- **Aim**:
Sort through the entries below and pull out lines containing the word "this".

- **Recorded data**:
•••

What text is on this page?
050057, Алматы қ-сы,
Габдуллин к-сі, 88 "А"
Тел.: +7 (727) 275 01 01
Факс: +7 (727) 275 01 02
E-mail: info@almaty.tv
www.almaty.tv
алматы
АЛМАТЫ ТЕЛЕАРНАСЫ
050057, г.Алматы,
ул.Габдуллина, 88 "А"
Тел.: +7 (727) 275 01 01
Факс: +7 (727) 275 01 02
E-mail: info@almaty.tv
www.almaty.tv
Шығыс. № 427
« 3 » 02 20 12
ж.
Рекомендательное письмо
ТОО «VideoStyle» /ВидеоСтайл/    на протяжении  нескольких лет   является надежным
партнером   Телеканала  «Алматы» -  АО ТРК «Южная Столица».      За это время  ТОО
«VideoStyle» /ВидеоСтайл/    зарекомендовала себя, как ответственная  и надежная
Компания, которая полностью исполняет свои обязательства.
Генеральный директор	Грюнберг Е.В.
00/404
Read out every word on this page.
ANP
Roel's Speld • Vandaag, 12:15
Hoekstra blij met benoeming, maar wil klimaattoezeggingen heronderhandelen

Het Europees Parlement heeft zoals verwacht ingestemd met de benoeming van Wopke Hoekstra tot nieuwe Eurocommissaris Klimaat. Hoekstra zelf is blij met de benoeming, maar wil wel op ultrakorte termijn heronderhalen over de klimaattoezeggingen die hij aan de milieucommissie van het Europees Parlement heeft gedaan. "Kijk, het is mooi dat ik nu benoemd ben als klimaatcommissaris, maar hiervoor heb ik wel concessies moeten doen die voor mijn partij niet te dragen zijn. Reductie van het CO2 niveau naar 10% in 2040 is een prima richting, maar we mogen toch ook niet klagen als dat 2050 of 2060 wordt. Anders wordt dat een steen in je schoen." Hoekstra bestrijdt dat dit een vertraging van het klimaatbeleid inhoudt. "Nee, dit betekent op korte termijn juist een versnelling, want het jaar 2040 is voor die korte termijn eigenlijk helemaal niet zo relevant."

•••

- **Completed exercise**:
What text is on this page?
Read out every word on this page.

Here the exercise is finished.